Skip the pictures. Copy all the rest of the records down exactly.
━━━━━━━━━━━━━━━━━━━━━━━━━━━━━━
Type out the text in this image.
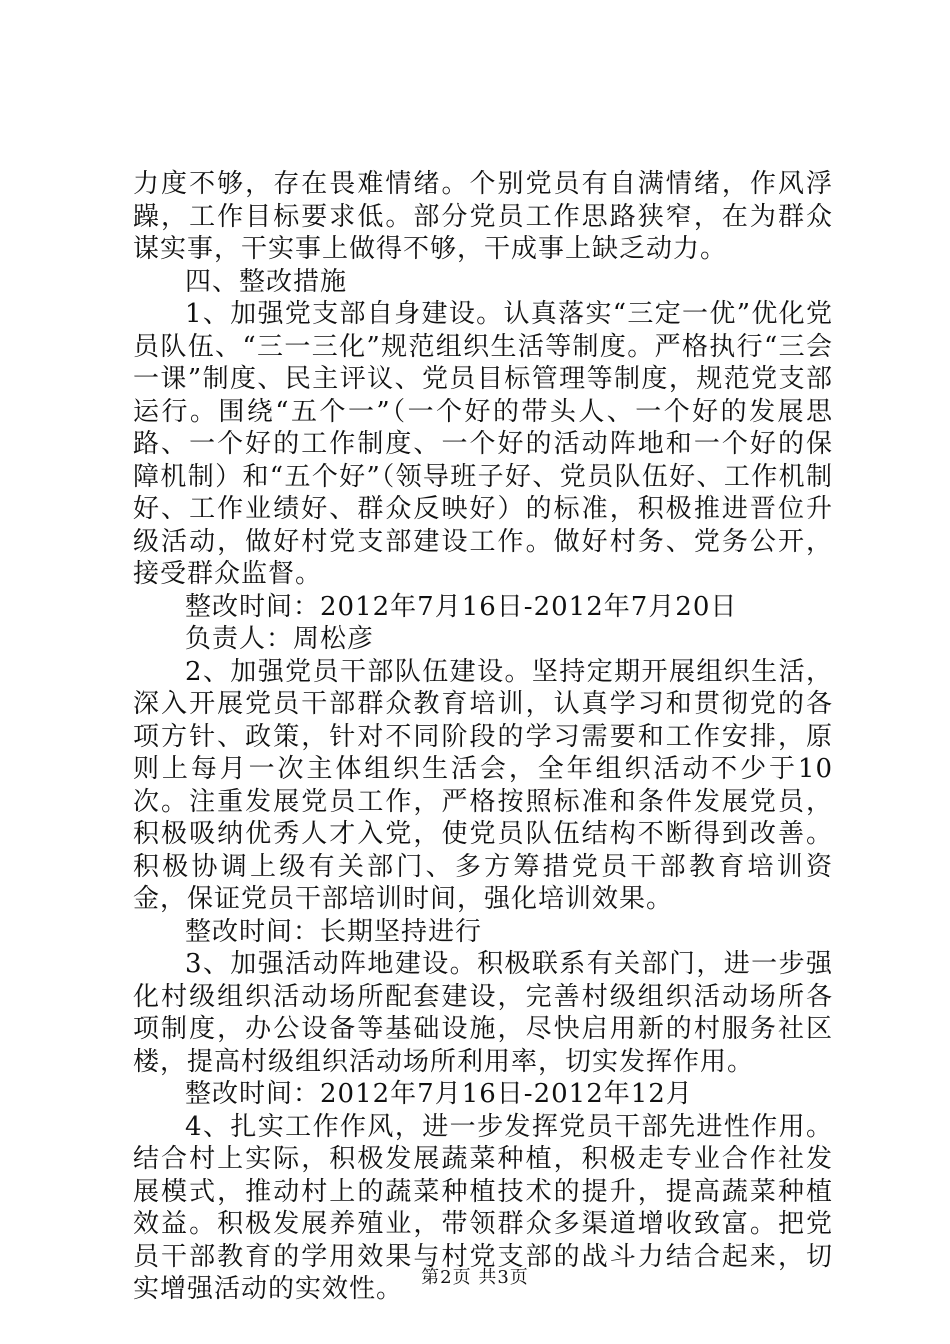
力度不够，存在畏难情绪。个别党员有自满情绪，作风浮躁，工作目标要求低。部分党员工作思路狭窄，在为群众谋实事，干实事上做得不够，干成事上缺乏动力。

四、整改措施

1、加强党支部自身建设。认真落实“三定一优”优化党员队伍、“三一三化”规范组织生活等制度。严格执行“三会一课”制度、民主评议、党员目标管理等制度，规范党支部运行。围绕“五个一”（一个好的带头人、一个好的发展思路、一个好的工作制度、一个好的活动阵地和一个好的保障机制）和“五个好”（领导班子好、党员队伍好、工作机制好、工作业绩好、群众反映好）的标准，积极推进晋位升级活动，做好村党支部建设工作。做好村务、党务公开，接受群众监督。

整改时间：2012年7月16日-2012年7月20日

负责人：周松彦

2、加强党员干部队伍建设。坚持定期开展组织生活，深入开展党员干部群众教育培训，认真学习和贯彻党的各项方针、政策，针对不同阶段的学习需要和工作安排，原则上每月一次主体组织生活会，全年组织活动不少于10次。注重发展党员工作，严格按照标准和条件发展党员，积极吸纳优秀人才入党，使党员队伍结构不断得到改善。积极协调上级有关部门、多方筹措党员干部教育培训资金，保证党员干部培训时间，强化培训效果。

整改时间：长期坚持进行

3、加强活动阵地建设。积极联系有关部门，进一步强化村级组织活动场所配套建设，完善村级组织活动场所各项制度，办公设备等基础设施，尽快启用新的村服务社区楼，提高村级组织活动场所利用率，切实发挥作用。

整改时间：2012年7月16日-2012年12月

4、扎实工作作风，进一步发挥党员干部先进性作用。结合村上实际，积极发展蔬菜种植，积极走专业合作社发展模式，推动村上的蔬菜种植技术的提升，提高蔬菜种植效益。积极发展养殖业，带领群众多渠道增收致富。把党员干部教育的学用效果与村党支部的战斗力结合起来，切实增强活动的实效性。	第2页 共3页
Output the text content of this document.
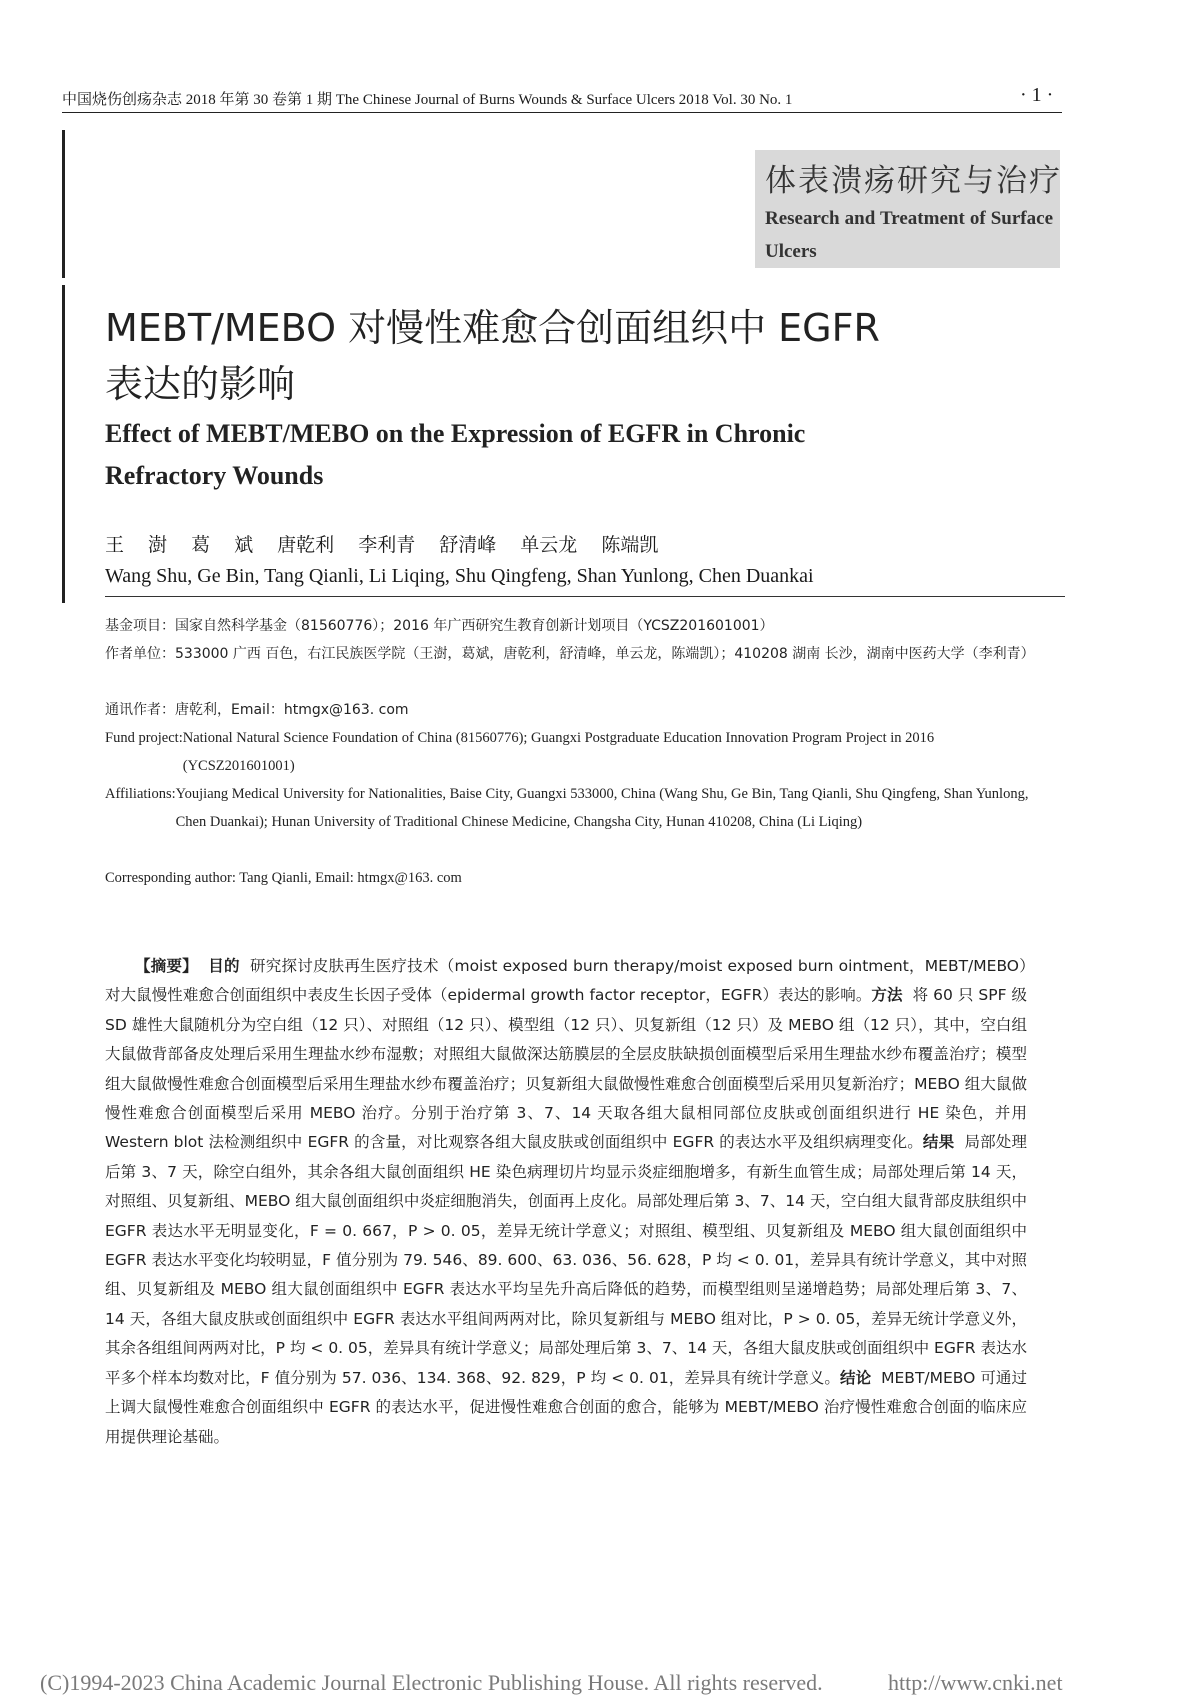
中国烧伤创疡杂志 2018 年第 30 卷第 1 期 The Chinese Journal of Burns Wounds & Surface Ulcers 2018 Vol. 30 No. 1	· 1 ·
体表溃疡研究与治疗
Research and Treatment of Surface Ulcers
MEBT/MEBO 对慢性难愈合创面组织中 EGFR
表达的影响
Effect of MEBT/MEBO on the Expression of EGFR in Chronic
Refractory Wounds
王 澍 葛 斌 唐乾利 李利青 舒清峰 单云龙 陈端凯
Wang Shu, Ge Bin, Tang Qianli, Li Liqing, Shu Qingfeng, Shan Yunlong, Chen Duankai
基金项目：国家自然科学基金（81560776）；2016 年广西研究生教育创新计划项目（YCSZ201601001）
作者单位： 533000 广西 百色，右江民族医学院（王澍，葛斌，唐乾利，舒清峰，单云龙，陈端凯）；410208 湖南 长沙，湖南中医药大学（李利青）
通讯作者：唐乾利，Email：htmgx@163. com
Fund project: National Natural Science Foundation of China (81560776); Guangxi Postgraduate Education Innovation Program Project in 2016 (YCSZ201601001)
Affiliations: Youjiang Medical University for Nationalities, Baise City, Guangxi 533000, China (Wang Shu, Ge Bin, Tang Qianli, Shu Qingfeng, Shan Yunlong, Chen Duankai); Hunan University of Traditional Chinese Medicine, Changsha City, Hunan 410208, China (Li Liqing)
Corresponding author: Tang Qianli, Email: htmgx@163. com
【摘要】 目的 研究探讨皮肤再生医疗技术（moist exposed burn therapy/moist exposed burn ointment，MEBT/MEBO）对大鼠慢性难愈合创面组织中表皮生长因子受体（epidermal growth factor receptor，EGFR）表达的影响。方法 将 60 只 SPF 级 SD 雄性大鼠随机分为空白组（12 只）、对照组（12 只）、模型组（12 只）、贝复新组（12 只）及 MEBO 组（12 只），其中，空白组大鼠做背部备皮处理后采用生理盐水纱布湿敷；对照组大鼠做深达筋膜层的全层皮肤缺损创面模型后采用生理盐水纱布覆盖治疗；模型组大鼠做慢性难愈合创面模型后采用生理盐水纱布覆盖治疗；贝复新组大鼠做慢性难愈合创面模型后采用贝复新治疗；MEBO 组大鼠做慢性难愈合创面模型后采用 MEBO 治疗。分别于治疗第 3、7、14 天取各组大鼠相同部位皮肤或创面组织进行 HE 染色，并用 Western blot 法检测组织中 EGFR 的含量，对比观察各组大鼠皮肤或创面组织中 EGFR 的表达水平及组织病理变化。结果 局部处理后第 3、7 天，除空白组外，其余各组大鼠创面组织 HE 染色病理切片均显示炎症细胞增多，有新生血管生成；局部处理后第 14 天，对照组、贝复新组、MEBO 组大鼠创面组织中炎症细胞消失，创面再上皮化。局部处理后第 3、7、14 天，空白组大鼠背部皮肤组织中 EGFR 表达水平无明显变化，F = 0. 667，P > 0. 05，差异无统计学意义；对照组、模型组、贝复新组及 MEBO 组大鼠创面组织中 EGFR 表达水平变化均较明显，F 值分别为 79. 546、89. 600、63. 036、56. 628，P 均 < 0. 01，差异具有统计学意义，其中对照组、贝复新组及 MEBO 组大鼠创面组织中 EGFR 表达水平均呈先升高后降低的趋势，而模型组则呈递增趋势；局部处理后第 3、7、14 天，各组大鼠皮肤或创面组织中 EGFR 表达水平组间两两对比，除贝复新组与 MEBO 组对比，P > 0. 05，差异无统计学意义外，其余各组组间两两对比，P 均 < 0. 05，差异具有统计学意义；局部处理后第 3、7、14 天，各组大鼠皮肤或创面组织中 EGFR 表达水平多个样本均数对比，F 值分别为 57. 036、134. 368、92. 829，P 均 < 0. 01，差异具有统计学意义。结论 MEBT/MEBO 可通过上调大鼠慢性难愈合创面组织中 EGFR 的表达水平，促进慢性难愈合创面的愈合，能够为 MEBT/MEBO 治疗慢性难愈合创面的临床应用提供理论基础。
(C)1994-2023 China Academic Journal Electronic Publishing House. All rights reserved.	http://www.cnki.net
━━━━━━━━━━━━━━━━━━━━━━━━━━━━━━
__WRITTEN SOLUTION__:
Type out the text in this image.
力度不够，存在畏难情绪。个别党员有自满情绪，作风浮躁，工作目标要求低。部分党员工作思路狭窄，在为群众谋实事，干实事上做得不够，干成事上缺乏动力。

四、整改措施

1、加强党支部自身建设。认真落实“三定一优”优化党员队伍、“三一三化”规范组织生活等制度。严格执行“三会一课”制度、民主评议、党员目标管理等制度，规范党支部运行。围绕“五个一”（一个好的带头人、一个好的发展思路、一个好的工作制度、一个好的活动阵地和一个好的保障机制）和“五个好”（领导班子好、党员队伍好、工作机制好、工作业绩好、群众反映好）的标准，积极推进晋位升级活动，做好村党支部建设工作。做好村务、党务公开，接受群众监督。

整改时间：2012年7月16日-2012年7月20日

负责人：周松彦

2、加强党员干部队伍建设。坚持定期开展组织生活，深入开展党员干部群众教育培训，认真学习和贯彻党的各项方针、政策，针对不同阶段的学习需要和工作安排，原则上每月一次主体组织生活会，全年组织活动不少于10次。注重发展党员工作，严格按照标准和条件发展党员，积极吸纳优秀人才入党，使党员队伍结构不断得到改善。积极协调上级有关部门、多方筹措党员干部教育培训资金，保证党员干部培训时间，强化培训效果。

整改时间：长期坚持进行

3、加强活动阵地建设。积极联系有关部门，进一步强化村级组织活动场所配套建设，完善村级组织活动场所各项制度，办公设备等基础设施，尽快启用新的村服务社区楼，提高村级组织活动场所利用率，切实发挥作用。

整改时间：2012年7月16日-2012年12月

4、扎实工作作风，进一步发挥党员干部先进性作用。结合村上实际，积极发展蔬菜种植，积极走专业合作社发展模式，推动村上的蔬菜种植技术的提升，提高蔬菜种植效益。积极发展养殖业，带领群众多渠道增收致富。把党员干部教育的学用效果与村党支部的战斗力结合起来，切实增强活动的实效性。	第2页 共3页
Output the text content of this document.
中国烧伤创疡杂志 2018 年第 30 卷第 1 期 The Chinese Journal of Burns Wounds & Surface Ulcers 2018 Vol. 30 No. 1	· 1 ·
体表溃疡研究与治疗
Research and Treatment of Surface Ulcers
MEBT/MEBO 对慢性难愈合创面组织中 EGFR
表达的影响
Effect of MEBT/MEBO on the Expression of EGFR in Chronic
Refractory Wounds
王 澍 葛 斌 唐乾利 李利青 舒清峰 单云龙 陈端凯
Wang Shu, Ge Bin, Tang Qianli, Li Liqing, Shu Qingfeng, Shan Yunlong, Chen Duankai
基金项目：国家自然科学基金（81560776）；2016 年广西研究生教育创新计划项目（YCSZ201601001）
作者单位： 533000 广西 百色，右江民族医学院（王澍，葛斌，唐乾利，舒清峰，单云龙，陈端凯）；410208 湖南 长沙，湖南中医药大学（李利青）
通讯作者：唐乾利，Email：htmgx@163. com
Fund project: National Natural Science Foundation of China (81560776); Guangxi Postgraduate Education Innovation Program Project in 2016 (YCSZ201601001)
Affiliations: Youjiang Medical University for Nationalities, Baise City, Guangxi 533000, China (Wang Shu, Ge Bin, Tang Qianli, Shu Qingfeng, Shan Yunlong, Chen Duankai); Hunan University of Traditional Chinese Medicine, Changsha City, Hunan 410208, China (Li Liqing)
Corresponding author: Tang Qianli, Email: htmgx@163. com
【摘要】 目的 研究探讨皮肤再生医疗技术（moist exposed burn therapy/moist exposed burn ointment，MEBT/MEBO）对大鼠慢性难愈合创面组织中表皮生长因子受体（epidermal growth factor receptor，EGFR）表达的影响。方法 将 60 只 SPF 级 SD 雄性大鼠随机分为空白组（12 只）、对照组（12 只）、模型组（12 只）、贝复新组（12 只）及 MEBO 组（12 只），其中，空白组大鼠做背部备皮处理后采用生理盐水纱布湿敷；对照组大鼠做深达筋膜层的全层皮肤缺损创面模型后采用生理盐水纱布覆盖治疗；模型组大鼠做慢性难愈合创面模型后采用生理盐水纱布覆盖治疗；贝复新组大鼠做慢性难愈合创面模型后采用贝复新治疗；MEBO 组大鼠做慢性难愈合创面模型后采用 MEBO 治疗。分别于治疗第 3、7、14 天取各组大鼠相同部位皮肤或创面组织进行 HE 染色，并用 Western blot 法检测组织中 EGFR 的含量，对比观察各组大鼠皮肤或创面组织中 EGFR 的表达水平及组织病理变化。结果 局部处理后第 3、7 天，除空白组外，其余各组大鼠创面组织 HE 染色病理切片均显示炎症细胞增多，有新生血管生成；局部处理后第 14 天，对照组、贝复新组、MEBO 组大鼠创面组织中炎症细胞消失，创面再上皮化。局部处理后第 3、7、14 天，空白组大鼠背部皮肤组织中 EGFR 表达水平无明显变化，F = 0. 667，P > 0. 05，差异无统计学意义；对照组、模型组、贝复新组及 MEBO 组大鼠创面组织中 EGFR 表达水平变化均较明显，F 值分别为 79. 546、89. 600、63. 036、56. 628，P 均 < 0. 01，差异具有统计学意义，其中对照组、贝复新组及 MEBO 组大鼠创面组织中 EGFR 表达水平均呈先升高后降低的趋势，而模型组则呈递增趋势；局部处理后第 3、7、14 天，各组大鼠皮肤或创面组织中 EGFR 表达水平组间两两对比，除贝复新组与 MEBO 组对比，P > 0. 05，差异无统计学意义外，其余各组组间两两对比，P 均 < 0. 05，差异具有统计学意义；局部处理后第 3、7、14 天，各组大鼠皮肤或创面组织中 EGFR 表达水平多个样本均数对比，F 值分别为 57. 036、134. 368、92. 829，P 均 < 0. 01，差异具有统计学意义。结论 MEBT/MEBO 可通过上调大鼠慢性难愈合创面组织中 EGFR 的表达水平，促进慢性难愈合创面的愈合，能够为 MEBT/MEBO 治疗慢性难愈合创面的临床应用提供理论基础。
(C)1994-2023 China Academic Journal Electronic Publishing House. All rights reserved.	http://www.cnki.net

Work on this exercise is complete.